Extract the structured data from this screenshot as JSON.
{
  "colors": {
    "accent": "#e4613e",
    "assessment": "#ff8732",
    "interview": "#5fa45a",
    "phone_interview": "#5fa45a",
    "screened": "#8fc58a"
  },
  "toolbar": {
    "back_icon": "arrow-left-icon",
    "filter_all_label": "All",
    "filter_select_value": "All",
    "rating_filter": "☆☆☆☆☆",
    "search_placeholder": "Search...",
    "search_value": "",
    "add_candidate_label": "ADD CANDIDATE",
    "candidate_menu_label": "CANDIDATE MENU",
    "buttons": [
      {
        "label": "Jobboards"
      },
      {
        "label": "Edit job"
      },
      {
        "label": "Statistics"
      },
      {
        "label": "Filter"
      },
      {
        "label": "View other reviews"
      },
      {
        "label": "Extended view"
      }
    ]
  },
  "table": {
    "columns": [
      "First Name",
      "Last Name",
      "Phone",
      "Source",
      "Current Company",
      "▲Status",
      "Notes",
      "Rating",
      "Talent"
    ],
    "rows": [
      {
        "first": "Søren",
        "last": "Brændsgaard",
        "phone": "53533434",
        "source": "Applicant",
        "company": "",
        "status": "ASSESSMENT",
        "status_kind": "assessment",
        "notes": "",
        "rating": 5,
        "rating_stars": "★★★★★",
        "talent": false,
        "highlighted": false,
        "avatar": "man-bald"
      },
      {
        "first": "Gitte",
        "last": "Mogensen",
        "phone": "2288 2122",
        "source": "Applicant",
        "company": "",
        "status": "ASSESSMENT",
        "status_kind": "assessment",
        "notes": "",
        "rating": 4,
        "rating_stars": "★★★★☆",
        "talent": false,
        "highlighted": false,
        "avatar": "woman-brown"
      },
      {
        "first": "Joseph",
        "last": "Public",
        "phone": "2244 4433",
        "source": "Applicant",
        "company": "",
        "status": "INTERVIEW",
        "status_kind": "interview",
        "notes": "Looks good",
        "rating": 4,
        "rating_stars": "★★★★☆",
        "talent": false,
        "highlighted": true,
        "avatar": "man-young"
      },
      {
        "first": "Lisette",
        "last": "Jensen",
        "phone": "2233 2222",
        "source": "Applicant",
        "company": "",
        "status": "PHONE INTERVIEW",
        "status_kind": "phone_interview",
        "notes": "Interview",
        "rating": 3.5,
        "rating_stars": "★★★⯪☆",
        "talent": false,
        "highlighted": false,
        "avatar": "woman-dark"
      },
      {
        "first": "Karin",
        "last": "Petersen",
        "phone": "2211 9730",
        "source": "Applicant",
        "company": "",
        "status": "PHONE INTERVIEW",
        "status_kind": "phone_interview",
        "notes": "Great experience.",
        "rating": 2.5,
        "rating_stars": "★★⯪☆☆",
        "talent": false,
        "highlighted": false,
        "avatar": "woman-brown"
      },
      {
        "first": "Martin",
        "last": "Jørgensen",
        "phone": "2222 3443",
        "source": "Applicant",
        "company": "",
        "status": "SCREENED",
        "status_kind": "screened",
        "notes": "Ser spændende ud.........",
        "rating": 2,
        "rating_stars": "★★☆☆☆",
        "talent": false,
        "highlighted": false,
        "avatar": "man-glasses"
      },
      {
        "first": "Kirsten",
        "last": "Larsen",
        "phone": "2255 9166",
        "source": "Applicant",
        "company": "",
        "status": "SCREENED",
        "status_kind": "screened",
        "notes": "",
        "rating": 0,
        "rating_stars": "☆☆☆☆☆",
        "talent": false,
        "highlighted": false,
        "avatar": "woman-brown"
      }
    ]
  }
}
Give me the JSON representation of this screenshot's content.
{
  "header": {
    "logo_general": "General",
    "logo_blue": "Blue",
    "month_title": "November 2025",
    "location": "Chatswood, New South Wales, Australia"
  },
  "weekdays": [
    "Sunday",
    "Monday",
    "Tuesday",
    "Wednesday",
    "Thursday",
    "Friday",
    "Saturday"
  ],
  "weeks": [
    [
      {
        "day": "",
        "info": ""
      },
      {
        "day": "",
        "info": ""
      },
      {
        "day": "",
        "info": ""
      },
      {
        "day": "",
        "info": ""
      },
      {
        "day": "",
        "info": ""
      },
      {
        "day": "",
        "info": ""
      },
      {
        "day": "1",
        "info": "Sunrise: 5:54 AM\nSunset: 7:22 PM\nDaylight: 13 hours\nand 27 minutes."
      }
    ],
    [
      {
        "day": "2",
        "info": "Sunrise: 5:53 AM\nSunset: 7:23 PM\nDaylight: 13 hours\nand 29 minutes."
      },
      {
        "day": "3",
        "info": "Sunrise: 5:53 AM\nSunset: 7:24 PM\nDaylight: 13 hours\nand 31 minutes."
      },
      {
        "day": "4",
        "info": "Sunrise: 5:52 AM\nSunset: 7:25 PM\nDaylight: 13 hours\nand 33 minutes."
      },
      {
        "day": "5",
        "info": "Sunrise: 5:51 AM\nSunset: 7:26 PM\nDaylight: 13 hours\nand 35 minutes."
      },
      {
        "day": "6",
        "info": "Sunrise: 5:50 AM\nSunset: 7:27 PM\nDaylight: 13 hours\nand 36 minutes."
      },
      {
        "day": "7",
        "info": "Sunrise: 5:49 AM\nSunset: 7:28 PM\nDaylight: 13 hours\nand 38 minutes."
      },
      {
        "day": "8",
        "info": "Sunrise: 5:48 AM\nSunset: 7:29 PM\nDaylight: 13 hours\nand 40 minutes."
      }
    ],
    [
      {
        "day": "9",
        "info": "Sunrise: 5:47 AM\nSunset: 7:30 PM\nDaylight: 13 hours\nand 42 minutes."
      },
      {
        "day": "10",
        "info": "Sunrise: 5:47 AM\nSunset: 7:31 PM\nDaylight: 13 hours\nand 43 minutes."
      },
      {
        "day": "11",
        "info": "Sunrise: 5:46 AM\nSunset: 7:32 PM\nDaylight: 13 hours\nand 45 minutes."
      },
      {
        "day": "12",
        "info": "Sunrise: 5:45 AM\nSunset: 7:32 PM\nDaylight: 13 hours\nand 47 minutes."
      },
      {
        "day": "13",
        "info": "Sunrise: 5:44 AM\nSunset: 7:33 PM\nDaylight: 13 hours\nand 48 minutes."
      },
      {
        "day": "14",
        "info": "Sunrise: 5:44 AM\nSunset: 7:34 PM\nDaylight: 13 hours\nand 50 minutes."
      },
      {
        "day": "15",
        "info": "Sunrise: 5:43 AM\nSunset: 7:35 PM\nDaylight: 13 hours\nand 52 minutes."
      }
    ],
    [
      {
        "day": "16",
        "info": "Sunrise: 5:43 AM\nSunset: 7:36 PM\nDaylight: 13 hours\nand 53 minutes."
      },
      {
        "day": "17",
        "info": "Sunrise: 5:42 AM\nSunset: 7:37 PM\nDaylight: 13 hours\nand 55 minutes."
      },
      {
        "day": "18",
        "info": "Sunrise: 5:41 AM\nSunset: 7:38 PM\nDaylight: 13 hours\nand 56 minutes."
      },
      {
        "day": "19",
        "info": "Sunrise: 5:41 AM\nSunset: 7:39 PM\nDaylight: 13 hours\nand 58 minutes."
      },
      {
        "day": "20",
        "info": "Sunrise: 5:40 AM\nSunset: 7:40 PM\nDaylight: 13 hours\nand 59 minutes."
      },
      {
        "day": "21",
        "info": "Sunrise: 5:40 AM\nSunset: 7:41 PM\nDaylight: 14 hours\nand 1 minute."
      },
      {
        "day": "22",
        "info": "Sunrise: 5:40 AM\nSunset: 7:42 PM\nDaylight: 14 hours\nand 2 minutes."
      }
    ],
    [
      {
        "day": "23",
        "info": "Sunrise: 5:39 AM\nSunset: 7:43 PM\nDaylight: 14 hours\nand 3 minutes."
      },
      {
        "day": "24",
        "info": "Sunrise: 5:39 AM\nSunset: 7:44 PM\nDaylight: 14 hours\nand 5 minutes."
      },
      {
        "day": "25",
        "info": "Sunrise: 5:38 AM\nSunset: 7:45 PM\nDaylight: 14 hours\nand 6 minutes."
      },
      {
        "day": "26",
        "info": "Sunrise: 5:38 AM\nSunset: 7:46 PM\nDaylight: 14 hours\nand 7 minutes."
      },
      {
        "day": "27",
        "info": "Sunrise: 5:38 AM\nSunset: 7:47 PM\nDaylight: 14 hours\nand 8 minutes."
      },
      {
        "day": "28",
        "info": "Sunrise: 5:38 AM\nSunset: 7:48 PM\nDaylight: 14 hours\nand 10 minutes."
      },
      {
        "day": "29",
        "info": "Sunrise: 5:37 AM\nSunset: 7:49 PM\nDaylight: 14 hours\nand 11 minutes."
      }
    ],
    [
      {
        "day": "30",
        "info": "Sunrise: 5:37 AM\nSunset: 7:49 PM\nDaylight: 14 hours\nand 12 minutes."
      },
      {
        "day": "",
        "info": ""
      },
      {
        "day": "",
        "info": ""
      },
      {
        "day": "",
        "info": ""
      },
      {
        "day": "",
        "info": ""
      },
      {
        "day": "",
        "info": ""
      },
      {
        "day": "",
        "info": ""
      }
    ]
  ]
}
-*-*-
→ WHAT IS EXPECTED: Gather all lines with the string "CANDIDATE" from the data.

→ WRITTEN SOLUTION:
    "add_candidate_label": "ADD CANDIDATE",
    "candidate_menu_label": "CANDIDATE MENU",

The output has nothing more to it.